Dataset entries on figures:
┏━━
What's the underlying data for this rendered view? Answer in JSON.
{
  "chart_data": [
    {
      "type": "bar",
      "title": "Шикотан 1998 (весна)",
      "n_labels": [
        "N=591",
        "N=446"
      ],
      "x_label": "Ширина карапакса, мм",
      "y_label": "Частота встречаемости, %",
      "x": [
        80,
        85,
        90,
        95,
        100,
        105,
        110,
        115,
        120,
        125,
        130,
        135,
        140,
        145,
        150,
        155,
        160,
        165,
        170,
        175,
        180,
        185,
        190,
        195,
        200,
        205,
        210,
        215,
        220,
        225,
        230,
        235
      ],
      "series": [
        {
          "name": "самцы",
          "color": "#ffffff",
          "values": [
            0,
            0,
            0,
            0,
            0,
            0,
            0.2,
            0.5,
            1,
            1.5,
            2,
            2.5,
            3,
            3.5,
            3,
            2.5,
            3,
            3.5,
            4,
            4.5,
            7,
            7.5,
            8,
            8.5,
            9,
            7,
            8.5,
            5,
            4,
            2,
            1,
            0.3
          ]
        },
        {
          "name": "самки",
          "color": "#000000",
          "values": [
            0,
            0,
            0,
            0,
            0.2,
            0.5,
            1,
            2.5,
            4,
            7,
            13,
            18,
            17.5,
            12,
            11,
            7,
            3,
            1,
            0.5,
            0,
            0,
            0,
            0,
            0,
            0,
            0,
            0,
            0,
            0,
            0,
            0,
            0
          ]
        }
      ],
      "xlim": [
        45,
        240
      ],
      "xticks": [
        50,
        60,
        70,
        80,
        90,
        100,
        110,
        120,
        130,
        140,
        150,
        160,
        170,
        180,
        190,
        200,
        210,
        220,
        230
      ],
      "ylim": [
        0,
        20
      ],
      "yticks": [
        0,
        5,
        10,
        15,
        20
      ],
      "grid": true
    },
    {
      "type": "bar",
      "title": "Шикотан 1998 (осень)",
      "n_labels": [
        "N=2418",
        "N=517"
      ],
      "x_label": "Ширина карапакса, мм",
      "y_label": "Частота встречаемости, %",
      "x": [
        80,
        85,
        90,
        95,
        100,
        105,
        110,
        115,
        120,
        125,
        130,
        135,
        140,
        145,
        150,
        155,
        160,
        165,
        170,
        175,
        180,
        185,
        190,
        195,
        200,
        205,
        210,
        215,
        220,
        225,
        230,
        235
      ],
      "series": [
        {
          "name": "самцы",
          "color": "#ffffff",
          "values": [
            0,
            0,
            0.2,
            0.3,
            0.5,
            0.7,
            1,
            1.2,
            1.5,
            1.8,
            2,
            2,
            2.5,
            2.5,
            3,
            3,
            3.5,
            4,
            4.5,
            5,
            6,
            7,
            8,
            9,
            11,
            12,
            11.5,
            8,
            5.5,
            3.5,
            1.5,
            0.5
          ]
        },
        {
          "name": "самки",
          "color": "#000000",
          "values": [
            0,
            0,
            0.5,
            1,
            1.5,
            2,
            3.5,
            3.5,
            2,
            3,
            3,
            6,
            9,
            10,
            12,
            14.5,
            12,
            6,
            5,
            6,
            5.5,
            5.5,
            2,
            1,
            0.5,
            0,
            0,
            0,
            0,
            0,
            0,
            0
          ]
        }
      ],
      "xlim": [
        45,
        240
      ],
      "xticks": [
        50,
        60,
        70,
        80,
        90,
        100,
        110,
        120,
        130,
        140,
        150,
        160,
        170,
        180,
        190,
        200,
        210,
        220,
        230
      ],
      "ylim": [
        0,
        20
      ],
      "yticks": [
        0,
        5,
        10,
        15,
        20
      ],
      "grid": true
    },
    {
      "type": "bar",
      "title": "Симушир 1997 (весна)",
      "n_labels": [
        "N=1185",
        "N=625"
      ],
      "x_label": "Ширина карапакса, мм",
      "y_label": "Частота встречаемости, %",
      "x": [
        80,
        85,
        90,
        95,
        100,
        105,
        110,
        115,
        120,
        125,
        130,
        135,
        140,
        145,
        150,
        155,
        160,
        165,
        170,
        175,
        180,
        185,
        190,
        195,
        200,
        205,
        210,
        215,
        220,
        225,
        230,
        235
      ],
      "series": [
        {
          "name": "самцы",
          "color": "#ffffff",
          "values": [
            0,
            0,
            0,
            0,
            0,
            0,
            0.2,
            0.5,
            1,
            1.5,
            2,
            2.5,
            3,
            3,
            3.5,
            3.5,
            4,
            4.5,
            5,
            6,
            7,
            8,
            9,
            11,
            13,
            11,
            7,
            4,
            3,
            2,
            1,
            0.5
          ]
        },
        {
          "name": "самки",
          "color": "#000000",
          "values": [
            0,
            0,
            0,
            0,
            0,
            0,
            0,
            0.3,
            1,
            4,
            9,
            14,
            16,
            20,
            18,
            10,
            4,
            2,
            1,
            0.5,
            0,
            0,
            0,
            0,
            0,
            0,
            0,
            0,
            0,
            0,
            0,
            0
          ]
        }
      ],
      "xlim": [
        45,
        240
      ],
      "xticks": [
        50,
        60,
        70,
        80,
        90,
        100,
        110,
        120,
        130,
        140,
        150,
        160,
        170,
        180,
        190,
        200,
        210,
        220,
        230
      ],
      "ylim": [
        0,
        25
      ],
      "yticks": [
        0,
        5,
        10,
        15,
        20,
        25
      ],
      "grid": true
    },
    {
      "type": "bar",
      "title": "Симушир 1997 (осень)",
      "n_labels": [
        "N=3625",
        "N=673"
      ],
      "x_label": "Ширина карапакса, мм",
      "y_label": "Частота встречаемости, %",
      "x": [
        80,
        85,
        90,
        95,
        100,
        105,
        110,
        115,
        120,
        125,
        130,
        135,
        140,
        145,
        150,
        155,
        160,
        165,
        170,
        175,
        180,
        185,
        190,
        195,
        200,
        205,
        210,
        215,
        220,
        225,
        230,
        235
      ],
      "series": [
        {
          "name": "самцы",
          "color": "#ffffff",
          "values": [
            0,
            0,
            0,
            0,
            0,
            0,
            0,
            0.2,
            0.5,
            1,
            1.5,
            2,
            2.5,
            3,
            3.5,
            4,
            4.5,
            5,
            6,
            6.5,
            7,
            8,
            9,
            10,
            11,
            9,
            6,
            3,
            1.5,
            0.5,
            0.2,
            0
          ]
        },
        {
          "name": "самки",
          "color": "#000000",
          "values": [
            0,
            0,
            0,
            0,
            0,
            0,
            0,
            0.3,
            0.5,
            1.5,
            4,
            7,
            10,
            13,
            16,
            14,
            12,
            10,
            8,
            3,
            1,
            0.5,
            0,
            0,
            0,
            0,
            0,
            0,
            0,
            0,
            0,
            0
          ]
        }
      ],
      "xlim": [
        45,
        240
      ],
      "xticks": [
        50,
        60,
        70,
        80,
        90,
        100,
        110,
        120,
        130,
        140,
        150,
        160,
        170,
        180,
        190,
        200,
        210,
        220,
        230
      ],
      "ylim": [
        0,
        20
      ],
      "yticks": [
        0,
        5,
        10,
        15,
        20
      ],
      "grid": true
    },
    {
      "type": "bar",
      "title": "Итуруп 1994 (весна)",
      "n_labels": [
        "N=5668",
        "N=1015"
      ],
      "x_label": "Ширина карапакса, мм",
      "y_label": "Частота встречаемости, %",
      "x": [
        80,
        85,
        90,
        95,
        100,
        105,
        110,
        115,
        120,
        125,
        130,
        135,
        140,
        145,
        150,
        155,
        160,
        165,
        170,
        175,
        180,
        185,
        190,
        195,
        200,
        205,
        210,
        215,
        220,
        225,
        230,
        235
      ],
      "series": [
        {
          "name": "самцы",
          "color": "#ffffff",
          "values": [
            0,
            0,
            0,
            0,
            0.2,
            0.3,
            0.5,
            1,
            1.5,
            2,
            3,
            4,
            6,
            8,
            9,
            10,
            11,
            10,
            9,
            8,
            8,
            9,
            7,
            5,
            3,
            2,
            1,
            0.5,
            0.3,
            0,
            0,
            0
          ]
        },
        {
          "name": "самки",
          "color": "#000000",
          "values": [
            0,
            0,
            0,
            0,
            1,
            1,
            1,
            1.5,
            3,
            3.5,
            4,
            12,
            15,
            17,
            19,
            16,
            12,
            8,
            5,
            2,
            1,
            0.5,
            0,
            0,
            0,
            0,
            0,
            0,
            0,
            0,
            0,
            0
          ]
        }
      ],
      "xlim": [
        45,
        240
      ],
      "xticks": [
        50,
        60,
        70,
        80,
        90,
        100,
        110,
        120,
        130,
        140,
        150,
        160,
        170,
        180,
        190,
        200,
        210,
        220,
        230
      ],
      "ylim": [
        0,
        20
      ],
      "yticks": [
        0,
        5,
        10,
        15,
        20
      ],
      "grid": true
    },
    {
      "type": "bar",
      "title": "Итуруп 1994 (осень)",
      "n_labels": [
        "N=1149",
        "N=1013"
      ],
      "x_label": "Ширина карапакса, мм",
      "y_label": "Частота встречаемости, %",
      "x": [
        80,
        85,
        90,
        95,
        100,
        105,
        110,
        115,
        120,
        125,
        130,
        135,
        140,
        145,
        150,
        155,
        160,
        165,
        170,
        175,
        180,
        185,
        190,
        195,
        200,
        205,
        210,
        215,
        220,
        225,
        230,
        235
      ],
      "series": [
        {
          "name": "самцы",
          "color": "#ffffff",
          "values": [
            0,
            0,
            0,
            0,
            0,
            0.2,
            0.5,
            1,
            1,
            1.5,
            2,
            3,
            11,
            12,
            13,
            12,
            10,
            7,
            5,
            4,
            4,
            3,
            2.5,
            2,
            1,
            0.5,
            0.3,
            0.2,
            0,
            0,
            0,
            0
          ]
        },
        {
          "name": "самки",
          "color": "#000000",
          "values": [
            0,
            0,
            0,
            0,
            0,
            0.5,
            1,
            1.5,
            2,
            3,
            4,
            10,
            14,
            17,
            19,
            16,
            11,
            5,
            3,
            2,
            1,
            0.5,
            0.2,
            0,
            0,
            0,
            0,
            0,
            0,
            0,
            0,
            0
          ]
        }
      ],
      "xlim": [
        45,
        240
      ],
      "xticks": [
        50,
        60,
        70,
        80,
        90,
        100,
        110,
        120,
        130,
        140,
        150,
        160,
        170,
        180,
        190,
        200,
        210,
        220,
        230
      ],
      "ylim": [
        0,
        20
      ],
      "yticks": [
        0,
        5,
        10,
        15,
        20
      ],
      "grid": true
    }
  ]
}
┗━━
Do this — Of the lines in the records, determine how many contain the word "Симушир", and report that number alone.

Complete response — 2